**Items from a figure collection:**
**********

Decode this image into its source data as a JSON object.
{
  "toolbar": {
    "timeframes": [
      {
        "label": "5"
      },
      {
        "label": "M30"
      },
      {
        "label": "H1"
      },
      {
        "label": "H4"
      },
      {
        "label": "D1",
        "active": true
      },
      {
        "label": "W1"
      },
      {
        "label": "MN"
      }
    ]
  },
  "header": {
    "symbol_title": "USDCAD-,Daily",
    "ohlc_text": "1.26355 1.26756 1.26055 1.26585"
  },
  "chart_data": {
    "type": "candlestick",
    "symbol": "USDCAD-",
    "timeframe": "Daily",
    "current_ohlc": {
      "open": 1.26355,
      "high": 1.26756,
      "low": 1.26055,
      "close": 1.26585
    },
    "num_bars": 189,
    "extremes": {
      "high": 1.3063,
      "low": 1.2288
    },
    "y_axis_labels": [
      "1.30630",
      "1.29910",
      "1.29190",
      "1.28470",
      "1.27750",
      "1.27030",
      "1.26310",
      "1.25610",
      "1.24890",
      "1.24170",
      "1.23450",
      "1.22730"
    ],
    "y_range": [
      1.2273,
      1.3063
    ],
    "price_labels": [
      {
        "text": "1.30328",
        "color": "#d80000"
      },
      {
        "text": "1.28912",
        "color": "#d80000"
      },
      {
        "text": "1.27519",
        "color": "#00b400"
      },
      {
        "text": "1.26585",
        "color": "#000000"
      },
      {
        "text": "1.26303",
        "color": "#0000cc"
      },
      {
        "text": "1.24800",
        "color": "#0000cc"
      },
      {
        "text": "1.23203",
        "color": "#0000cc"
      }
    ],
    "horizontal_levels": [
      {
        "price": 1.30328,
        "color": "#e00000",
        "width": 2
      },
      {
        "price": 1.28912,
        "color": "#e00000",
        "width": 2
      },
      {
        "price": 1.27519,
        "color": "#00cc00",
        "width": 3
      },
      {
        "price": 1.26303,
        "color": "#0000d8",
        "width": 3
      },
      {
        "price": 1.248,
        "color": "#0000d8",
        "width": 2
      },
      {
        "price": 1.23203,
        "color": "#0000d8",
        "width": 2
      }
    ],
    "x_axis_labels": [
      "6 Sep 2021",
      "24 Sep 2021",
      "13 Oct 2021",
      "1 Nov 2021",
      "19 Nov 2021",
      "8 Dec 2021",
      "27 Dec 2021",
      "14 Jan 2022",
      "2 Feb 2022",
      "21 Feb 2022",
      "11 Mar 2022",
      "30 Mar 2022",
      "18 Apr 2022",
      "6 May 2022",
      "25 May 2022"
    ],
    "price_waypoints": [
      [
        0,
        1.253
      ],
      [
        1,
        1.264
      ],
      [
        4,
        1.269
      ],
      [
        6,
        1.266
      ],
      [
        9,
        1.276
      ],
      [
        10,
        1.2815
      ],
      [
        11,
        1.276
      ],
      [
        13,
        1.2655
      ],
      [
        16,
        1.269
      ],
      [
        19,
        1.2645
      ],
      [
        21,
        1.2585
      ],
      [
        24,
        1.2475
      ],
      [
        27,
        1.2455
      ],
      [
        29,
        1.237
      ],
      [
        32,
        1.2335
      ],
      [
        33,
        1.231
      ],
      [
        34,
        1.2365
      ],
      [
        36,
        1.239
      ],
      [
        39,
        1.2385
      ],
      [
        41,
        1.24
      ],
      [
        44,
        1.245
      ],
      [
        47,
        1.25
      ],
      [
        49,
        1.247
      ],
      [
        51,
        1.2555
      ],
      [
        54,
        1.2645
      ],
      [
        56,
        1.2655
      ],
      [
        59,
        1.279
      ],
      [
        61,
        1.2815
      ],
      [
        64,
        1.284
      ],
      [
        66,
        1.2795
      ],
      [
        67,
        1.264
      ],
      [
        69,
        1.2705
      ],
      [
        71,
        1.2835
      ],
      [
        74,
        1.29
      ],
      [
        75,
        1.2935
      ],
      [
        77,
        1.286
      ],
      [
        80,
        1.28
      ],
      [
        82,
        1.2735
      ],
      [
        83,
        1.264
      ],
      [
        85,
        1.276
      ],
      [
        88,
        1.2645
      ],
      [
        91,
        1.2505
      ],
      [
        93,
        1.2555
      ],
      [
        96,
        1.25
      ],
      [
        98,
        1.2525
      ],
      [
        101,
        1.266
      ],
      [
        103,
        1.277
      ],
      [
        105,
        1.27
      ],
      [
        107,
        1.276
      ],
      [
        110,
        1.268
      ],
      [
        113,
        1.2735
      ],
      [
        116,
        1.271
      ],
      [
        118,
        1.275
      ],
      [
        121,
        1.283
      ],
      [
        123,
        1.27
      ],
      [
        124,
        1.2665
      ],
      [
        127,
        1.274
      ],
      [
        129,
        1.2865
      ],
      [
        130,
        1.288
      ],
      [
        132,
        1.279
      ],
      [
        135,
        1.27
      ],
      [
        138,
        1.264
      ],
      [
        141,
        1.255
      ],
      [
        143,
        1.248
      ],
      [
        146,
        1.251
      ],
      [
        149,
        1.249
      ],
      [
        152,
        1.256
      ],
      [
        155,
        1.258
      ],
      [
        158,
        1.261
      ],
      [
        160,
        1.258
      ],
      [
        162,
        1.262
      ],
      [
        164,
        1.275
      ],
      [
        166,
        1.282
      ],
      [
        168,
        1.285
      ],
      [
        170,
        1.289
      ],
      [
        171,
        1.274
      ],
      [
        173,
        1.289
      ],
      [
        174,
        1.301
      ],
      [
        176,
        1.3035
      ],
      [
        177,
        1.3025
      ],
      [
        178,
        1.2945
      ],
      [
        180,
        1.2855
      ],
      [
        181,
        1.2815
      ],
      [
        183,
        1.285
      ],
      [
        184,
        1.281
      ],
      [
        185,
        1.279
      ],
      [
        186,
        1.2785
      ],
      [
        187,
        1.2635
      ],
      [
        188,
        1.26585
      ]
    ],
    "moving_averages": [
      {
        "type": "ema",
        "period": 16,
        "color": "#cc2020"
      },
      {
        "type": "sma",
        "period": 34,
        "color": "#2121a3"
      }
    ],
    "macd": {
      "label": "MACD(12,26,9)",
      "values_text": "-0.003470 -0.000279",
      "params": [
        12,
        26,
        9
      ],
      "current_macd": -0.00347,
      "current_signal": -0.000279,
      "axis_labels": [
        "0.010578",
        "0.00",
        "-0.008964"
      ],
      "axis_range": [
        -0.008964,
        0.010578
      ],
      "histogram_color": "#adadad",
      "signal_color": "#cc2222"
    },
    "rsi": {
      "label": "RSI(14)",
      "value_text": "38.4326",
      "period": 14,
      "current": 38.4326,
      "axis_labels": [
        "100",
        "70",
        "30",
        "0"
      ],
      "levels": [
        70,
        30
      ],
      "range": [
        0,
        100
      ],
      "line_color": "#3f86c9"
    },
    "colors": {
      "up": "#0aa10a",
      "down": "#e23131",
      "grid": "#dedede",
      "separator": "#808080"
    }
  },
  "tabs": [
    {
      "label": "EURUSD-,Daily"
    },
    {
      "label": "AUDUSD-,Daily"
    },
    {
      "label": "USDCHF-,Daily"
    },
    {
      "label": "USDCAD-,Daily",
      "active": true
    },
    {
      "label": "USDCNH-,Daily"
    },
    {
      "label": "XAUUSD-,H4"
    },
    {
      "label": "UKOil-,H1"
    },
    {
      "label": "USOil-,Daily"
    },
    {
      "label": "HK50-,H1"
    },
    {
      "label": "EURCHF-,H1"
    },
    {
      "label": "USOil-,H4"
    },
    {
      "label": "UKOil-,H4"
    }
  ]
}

**********

**Prompt:** Every entry must be output again, exactly as written above.

**Written response:**
Decode this image into its source data as a JSON object.
{
  "toolbar": {
    "timeframes": [
      {
        "label": "5"
      },
      {
        "label": "M30"
      },
      {
        "label": "H1"
      },
      {
        "label": "H4"
      },
      {
        "label": "D1",
        "active": true
      },
      {
        "label": "W1"
      },
      {
        "label": "MN"
      }
    ]
  },
  "header": {
    "symbol_title": "USDCAD-,Daily",
    "ohlc_text": "1.26355 1.26756 1.26055 1.26585"
  },
  "chart_data": {
    "type": "candlestick",
    "symbol": "USDCAD-",
    "timeframe": "Daily",
    "current_ohlc": {
      "open": 1.26355,
      "high": 1.26756,
      "low": 1.26055,
      "close": 1.26585
    },
    "num_bars": 189,
    "extremes": {
      "high": 1.3063,
      "low": 1.2288
    },
    "y_axis_labels": [
      "1.30630",
      "1.29910",
      "1.29190",
      "1.28470",
      "1.27750",
      "1.27030",
      "1.26310",
      "1.25610",
      "1.24890",
      "1.24170",
      "1.23450",
      "1.22730"
    ],
    "y_range": [
      1.2273,
      1.3063
    ],
    "price_labels": [
      {
        "text": "1.30328",
        "color": "#d80000"
      },
      {
        "text": "1.28912",
        "color": "#d80000"
      },
      {
        "text": "1.27519",
        "color": "#00b400"
      },
      {
        "text": "1.26585",
        "color": "#000000"
      },
      {
        "text": "1.26303",
        "color": "#0000cc"
      },
      {
        "text": "1.24800",
        "color": "#0000cc"
      },
      {
        "text": "1.23203",
        "color": "#0000cc"
      }
    ],
    "horizontal_levels": [
      {
        "price": 1.30328,
        "color": "#e00000",
        "width": 2
      },
      {
        "price": 1.28912,
        "color": "#e00000",
        "width": 2
      },
      {
        "price": 1.27519,
        "color": "#00cc00",
        "width": 3
      },
      {
        "price": 1.26303,
        "color": "#0000d8",
        "width": 3
      },
      {
        "price": 1.248,
        "color": "#0000d8",
        "width": 2
      },
      {
        "price": 1.23203,
        "color": "#0000d8",
        "width": 2
      }
    ],
    "x_axis_labels": [
      "6 Sep 2021",
      "24 Sep 2021",
      "13 Oct 2021",
      "1 Nov 2021",
      "19 Nov 2021",
      "8 Dec 2021",
      "27 Dec 2021",
      "14 Jan 2022",
      "2 Feb 2022",
      "21 Feb 2022",
      "11 Mar 2022",
      "30 Mar 2022",
      "18 Apr 2022",
      "6 May 2022",
      "25 May 2022"
    ],
    "price_waypoints": [
      [
        0,
        1.253
      ],
      [
        1,
        1.264
      ],
      [
        4,
        1.269
      ],
      [
        6,
        1.266
      ],
      [
        9,
        1.276
      ],
      [
        10,
        1.2815
      ],
      [
        11,
        1.276
      ],
      [
        13,
        1.2655
      ],
      [
        16,
        1.269
      ],
      [
        19,
        1.2645
      ],
      [
        21,
        1.2585
      ],
      [
        24,
        1.2475
      ],
      [
        27,
        1.2455
      ],
      [
        29,
        1.237
      ],
      [
        32,
        1.2335
      ],
      [
        33,
        1.231
      ],
      [
        34,
        1.2365
      ],
      [
        36,
        1.239
      ],
      [
        39,
        1.2385
      ],
      [
        41,
        1.24
      ],
      [
        44,
        1.245
      ],
      [
        47,
        1.25
      ],
      [
        49,
        1.247
      ],
      [
        51,
        1.2555
      ],
      [
        54,
        1.2645
      ],
      [
        56,
        1.2655
      ],
      [
        59,
        1.279
      ],
      [
        61,
        1.2815
      ],
      [
        64,
        1.284
      ],
      [
        66,
        1.2795
      ],
      [
        67,
        1.264
      ],
      [
        69,
        1.2705
      ],
      [
        71,
        1.2835
      ],
      [
        74,
        1.29
      ],
      [
        75,
        1.2935
      ],
      [
        77,
        1.286
      ],
      [
        80,
        1.28
      ],
      [
        82,
        1.2735
      ],
      [
        83,
        1.264
      ],
      [
        85,
        1.276
      ],
      [
        88,
        1.2645
      ],
      [
        91,
        1.2505
      ],
      [
        93,
        1.2555
      ],
      [
        96,
        1.25
      ],
      [
        98,
        1.2525
      ],
      [
        101,
        1.266
      ],
      [
        103,
        1.277
      ],
      [
        105,
        1.27
      ],
      [
        107,
        1.276
      ],
      [
        110,
        1.268
      ],
      [
        113,
        1.2735
      ],
      [
        116,
        1.271
      ],
      [
        118,
        1.275
      ],
      [
        121,
        1.283
      ],
      [
        123,
        1.27
      ],
      [
        124,
        1.2665
      ],
      [
        127,
        1.274
      ],
      [
        129,
        1.2865
      ],
      [
        130,
        1.288
      ],
      [
        132,
        1.279
      ],
      [
        135,
        1.27
      ],
      [
        138,
        1.264
      ],
      [
        141,
        1.255
      ],
      [
        143,
        1.248
      ],
      [
        146,
        1.251
      ],
      [
        149,
        1.249
      ],
      [
        152,
        1.256
      ],
      [
        155,
        1.258
      ],
      [
        158,
        1.261
      ],
      [
        160,
        1.258
      ],
      [
        162,
        1.262
      ],
      [
        164,
        1.275
      ],
      [
        166,
        1.282
      ],
      [
        168,
        1.285
      ],
      [
        170,
        1.289
      ],
      [
        171,
        1.274
      ],
      [
        173,
        1.289
      ],
      [
        174,
        1.301
      ],
      [
        176,
        1.3035
      ],
      [
        177,
        1.3025
      ],
      [
        178,
        1.2945
      ],
      [
        180,
        1.2855
      ],
      [
        181,
        1.2815
      ],
      [
        183,
        1.285
      ],
      [
        184,
        1.281
      ],
      [
        185,
        1.279
      ],
      [
        186,
        1.2785
      ],
      [
        187,
        1.2635
      ],
      [
        188,
        1.26585
      ]
    ],
    "moving_averages": [
      {
        "type": "ema",
        "period": 16,
        "color": "#cc2020"
      },
      {
        "type": "sma",
        "period": 34,
        "color": "#2121a3"
      }
    ],
    "macd": {
      "label": "MACD(12,26,9)",
      "values_text": "-0.003470 -0.000279",
      "params": [
        12,
        26,
        9
      ],
      "current_macd": -0.00347,
      "current_signal": -0.000279,
      "axis_labels": [
        "0.010578",
        "0.00",
        "-0.008964"
      ],
      "axis_range": [
        -0.008964,
        0.010578
      ],
      "histogram_color": "#adadad",
      "signal_color": "#cc2222"
    },
    "rsi": {
      "label": "RSI(14)",
      "value_text": "38.4326",
      "period": 14,
      "current": 38.4326,
      "axis_labels": [
        "100",
        "70",
        "30",
        "0"
      ],
      "levels": [
        70,
        30
      ],
      "range": [
        0,
        100
      ],
      "line_color": "#3f86c9"
    },
    "colors": {
      "up": "#0aa10a",
      "down": "#e23131",
      "grid": "#dedede",
      "separator": "#808080"
    }
  },
  "tabs": [
    {
      "label": "EURUSD-,Daily"
    },
    {
      "label": "AUDUSD-,Daily"
    },
    {
      "label": "USDCHF-,Daily"
    },
    {
      "label": "USDCAD-,Daily",
      "active": true
    },
    {
      "label": "USDCNH-,Daily"
    },
    {
      "label": "XAUUSD-,H4"
    },
    {
      "label": "UKOil-,H1"
    },
    {
      "label": "USOil-,Daily"
    },
    {
      "label": "HK50-,H1"
    },
    {
      "label": "EURCHF-,H1"
    },
    {
      "label": "USOil-,H4"
    },
    {
      "label": "UKOil-,H4"
    }
  ]
}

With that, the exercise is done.